**Records for processing:**

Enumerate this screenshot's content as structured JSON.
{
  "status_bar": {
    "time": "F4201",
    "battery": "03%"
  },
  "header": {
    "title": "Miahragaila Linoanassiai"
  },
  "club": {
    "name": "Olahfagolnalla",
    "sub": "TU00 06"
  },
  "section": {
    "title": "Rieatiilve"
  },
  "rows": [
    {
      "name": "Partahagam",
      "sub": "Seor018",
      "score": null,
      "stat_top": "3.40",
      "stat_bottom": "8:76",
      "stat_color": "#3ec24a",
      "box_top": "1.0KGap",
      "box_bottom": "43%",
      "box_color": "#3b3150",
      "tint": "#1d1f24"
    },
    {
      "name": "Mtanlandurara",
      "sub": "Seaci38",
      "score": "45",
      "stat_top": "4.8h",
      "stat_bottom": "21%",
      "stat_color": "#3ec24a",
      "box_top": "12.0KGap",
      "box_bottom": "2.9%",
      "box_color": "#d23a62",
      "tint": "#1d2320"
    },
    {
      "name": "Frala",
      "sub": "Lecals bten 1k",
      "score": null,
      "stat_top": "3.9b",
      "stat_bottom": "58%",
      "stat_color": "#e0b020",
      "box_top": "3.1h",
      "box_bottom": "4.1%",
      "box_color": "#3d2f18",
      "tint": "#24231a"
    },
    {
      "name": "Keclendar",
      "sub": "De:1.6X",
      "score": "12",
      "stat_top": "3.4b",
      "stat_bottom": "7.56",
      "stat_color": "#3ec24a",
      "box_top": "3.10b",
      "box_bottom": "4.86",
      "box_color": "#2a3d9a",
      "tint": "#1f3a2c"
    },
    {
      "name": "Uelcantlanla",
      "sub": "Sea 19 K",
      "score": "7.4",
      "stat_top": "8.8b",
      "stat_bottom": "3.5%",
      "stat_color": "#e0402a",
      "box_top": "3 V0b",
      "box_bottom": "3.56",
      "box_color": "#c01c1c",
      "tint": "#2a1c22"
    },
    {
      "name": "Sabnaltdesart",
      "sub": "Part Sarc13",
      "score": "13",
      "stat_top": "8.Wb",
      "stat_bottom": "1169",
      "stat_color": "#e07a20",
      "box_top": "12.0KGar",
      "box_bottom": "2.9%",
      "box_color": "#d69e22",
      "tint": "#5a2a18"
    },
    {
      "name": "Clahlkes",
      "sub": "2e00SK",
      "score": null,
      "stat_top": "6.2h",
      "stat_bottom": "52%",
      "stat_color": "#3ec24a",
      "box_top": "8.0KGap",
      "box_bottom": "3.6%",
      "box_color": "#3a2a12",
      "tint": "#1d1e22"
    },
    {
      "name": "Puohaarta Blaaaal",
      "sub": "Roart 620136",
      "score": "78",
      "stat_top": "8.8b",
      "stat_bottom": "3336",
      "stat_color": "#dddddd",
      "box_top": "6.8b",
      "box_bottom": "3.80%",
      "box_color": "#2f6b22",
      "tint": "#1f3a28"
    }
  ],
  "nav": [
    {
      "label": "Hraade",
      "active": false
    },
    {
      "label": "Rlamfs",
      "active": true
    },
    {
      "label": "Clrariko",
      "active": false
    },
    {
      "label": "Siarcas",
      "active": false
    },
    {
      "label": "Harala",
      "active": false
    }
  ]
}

**Exercise:**
Copy out all of the records shown above exactly.

**Solution to this problem:**
Enumerate this screenshot's content as structured JSON.
{
  "status_bar": {
    "time": "F4201",
    "battery": "03%"
  },
  "header": {
    "title": "Miahragaila Linoanassiai"
  },
  "club": {
    "name": "Olahfagolnalla",
    "sub": "TU00 06"
  },
  "section": {
    "title": "Rieatiilve"
  },
  "rows": [
    {
      "name": "Partahagam",
      "sub": "Seor018",
      "score": null,
      "stat_top": "3.40",
      "stat_bottom": "8:76",
      "stat_color": "#3ec24a",
      "box_top": "1.0KGap",
      "box_bottom": "43%",
      "box_color": "#3b3150",
      "tint": "#1d1f24"
    },
    {
      "name": "Mtanlandurara",
      "sub": "Seaci38",
      "score": "45",
      "stat_top": "4.8h",
      "stat_bottom": "21%",
      "stat_color": "#3ec24a",
      "box_top": "12.0KGap",
      "box_bottom": "2.9%",
      "box_color": "#d23a62",
      "tint": "#1d2320"
    },
    {
      "name": "Frala",
      "sub": "Lecals bten 1k",
      "score": null,
      "stat_top": "3.9b",
      "stat_bottom": "58%",
      "stat_color": "#e0b020",
      "box_top": "3.1h",
      "box_bottom": "4.1%",
      "box_color": "#3d2f18",
      "tint": "#24231a"
    },
    {
      "name": "Keclendar",
      "sub": "De:1.6X",
      "score": "12",
      "stat_top": "3.4b",
      "stat_bottom": "7.56",
      "stat_color": "#3ec24a",
      "box_top": "3.10b",
      "box_bottom": "4.86",
      "box_color": "#2a3d9a",
      "tint": "#1f3a2c"
    },
    {
      "name": "Uelcantlanla",
      "sub": "Sea 19 K",
      "score": "7.4",
      "stat_top": "8.8b",
      "stat_bottom": "3.5%",
      "stat_color": "#e0402a",
      "box_top": "3 V0b",
      "box_bottom": "3.56",
      "box_color": "#c01c1c",
      "tint": "#2a1c22"
    },
    {
      "name": "Sabnaltdesart",
      "sub": "Part Sarc13",
      "score": "13",
      "stat_top": "8.Wb",
      "stat_bottom": "1169",
      "stat_color": "#e07a20",
      "box_top": "12.0KGar",
      "box_bottom": "2.9%",
      "box_color": "#d69e22",
      "tint": "#5a2a18"
    },
    {
      "name": "Clahlkes",
      "sub": "2e00SK",
      "score": null,
      "stat_top": "6.2h",
      "stat_bottom": "52%",
      "stat_color": "#3ec24a",
      "box_top": "8.0KGap",
      "box_bottom": "3.6%",
      "box_color": "#3a2a12",
      "tint": "#1d1e22"
    },
    {
      "name": "Puohaarta Blaaaal",
      "sub": "Roart 620136",
      "score": "78",
      "stat_top": "8.8b",
      "stat_bottom": "3336",
      "stat_color": "#dddddd",
      "box_top": "6.8b",
      "box_bottom": "3.80%",
      "box_color": "#2f6b22",
      "tint": "#1f3a28"
    }
  ],
  "nav": [
    {
      "label": "Hraade",
      "active": false
    },
    {
      "label": "Rlamfs",
      "active": true
    },
    {
      "label": "Clrariko",
      "active": false
    },
    {
      "label": "Siarcas",
      "active": false
    },
    {
      "label": "Harala",
      "active": false
    }
  ]
}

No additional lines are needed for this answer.